## Requirements:
Wherever the word "will" shows up in a line, please copy that line.

## Entries:
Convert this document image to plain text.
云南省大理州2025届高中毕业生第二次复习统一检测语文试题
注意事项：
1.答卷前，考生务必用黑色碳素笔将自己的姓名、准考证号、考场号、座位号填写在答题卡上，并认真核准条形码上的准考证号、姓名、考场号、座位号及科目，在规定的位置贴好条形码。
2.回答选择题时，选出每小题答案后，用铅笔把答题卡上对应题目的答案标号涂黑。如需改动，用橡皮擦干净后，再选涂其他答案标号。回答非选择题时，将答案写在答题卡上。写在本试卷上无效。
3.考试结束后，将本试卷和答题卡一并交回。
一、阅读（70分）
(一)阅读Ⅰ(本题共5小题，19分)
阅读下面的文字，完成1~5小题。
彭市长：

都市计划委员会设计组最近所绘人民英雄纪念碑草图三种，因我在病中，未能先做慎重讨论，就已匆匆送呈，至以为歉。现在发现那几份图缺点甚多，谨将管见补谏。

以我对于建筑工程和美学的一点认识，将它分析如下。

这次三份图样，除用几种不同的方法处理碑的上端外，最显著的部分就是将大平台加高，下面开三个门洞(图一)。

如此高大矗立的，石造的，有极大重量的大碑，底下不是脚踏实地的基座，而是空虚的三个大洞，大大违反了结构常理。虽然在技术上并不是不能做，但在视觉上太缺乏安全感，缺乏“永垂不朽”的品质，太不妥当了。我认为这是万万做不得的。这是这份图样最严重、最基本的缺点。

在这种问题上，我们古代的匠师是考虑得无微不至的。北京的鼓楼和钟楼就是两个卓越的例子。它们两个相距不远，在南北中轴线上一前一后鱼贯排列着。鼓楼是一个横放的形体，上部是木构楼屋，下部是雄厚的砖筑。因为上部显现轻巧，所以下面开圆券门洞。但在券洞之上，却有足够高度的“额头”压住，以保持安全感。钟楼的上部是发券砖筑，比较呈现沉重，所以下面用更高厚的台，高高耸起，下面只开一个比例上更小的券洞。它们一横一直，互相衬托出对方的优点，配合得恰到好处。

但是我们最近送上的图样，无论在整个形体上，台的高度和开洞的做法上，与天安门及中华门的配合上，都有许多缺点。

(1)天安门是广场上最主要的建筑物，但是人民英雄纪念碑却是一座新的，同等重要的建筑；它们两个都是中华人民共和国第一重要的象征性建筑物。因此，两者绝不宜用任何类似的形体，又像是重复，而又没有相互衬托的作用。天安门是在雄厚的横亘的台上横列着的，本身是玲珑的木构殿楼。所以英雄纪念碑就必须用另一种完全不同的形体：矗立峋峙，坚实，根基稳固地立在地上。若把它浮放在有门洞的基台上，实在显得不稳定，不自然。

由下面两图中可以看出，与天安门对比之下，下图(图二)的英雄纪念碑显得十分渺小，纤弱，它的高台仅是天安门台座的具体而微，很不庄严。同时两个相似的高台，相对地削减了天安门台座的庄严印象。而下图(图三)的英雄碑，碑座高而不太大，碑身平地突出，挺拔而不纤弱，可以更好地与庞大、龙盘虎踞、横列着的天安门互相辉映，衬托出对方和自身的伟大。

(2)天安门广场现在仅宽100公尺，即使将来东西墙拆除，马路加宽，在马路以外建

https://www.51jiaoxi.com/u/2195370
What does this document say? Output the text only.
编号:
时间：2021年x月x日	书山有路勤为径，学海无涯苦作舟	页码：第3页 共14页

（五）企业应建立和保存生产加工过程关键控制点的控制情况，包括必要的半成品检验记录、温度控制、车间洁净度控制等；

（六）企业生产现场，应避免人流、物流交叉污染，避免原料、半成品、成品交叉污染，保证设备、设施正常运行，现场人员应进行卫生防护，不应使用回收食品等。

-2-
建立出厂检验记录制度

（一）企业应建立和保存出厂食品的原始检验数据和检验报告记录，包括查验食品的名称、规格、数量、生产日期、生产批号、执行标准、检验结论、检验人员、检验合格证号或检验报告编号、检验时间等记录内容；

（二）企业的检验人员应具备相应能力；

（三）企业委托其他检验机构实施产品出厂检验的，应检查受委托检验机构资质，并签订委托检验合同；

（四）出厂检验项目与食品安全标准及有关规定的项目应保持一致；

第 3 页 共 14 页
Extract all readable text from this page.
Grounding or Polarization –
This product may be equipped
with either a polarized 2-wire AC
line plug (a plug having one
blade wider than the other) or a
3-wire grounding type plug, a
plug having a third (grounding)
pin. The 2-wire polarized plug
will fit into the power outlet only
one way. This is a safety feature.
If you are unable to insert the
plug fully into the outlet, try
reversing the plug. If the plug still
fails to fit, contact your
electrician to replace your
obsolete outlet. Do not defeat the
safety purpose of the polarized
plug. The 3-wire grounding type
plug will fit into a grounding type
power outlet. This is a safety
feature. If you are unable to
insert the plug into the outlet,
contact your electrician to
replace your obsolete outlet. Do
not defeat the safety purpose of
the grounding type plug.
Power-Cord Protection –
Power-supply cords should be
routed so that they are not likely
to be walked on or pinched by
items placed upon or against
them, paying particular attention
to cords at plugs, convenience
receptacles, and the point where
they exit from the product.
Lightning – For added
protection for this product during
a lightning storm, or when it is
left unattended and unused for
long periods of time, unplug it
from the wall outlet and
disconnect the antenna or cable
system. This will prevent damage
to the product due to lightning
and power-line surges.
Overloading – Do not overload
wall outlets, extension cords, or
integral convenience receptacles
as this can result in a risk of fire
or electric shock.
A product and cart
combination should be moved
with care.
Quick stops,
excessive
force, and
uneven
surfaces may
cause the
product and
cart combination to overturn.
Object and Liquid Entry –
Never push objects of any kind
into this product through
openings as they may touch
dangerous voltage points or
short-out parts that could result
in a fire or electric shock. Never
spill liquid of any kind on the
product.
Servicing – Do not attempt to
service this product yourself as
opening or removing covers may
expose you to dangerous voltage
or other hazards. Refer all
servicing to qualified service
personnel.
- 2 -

## Solution below:
will fit into the power outlet only
plug will fit into a grounding type
system. This will prevent damage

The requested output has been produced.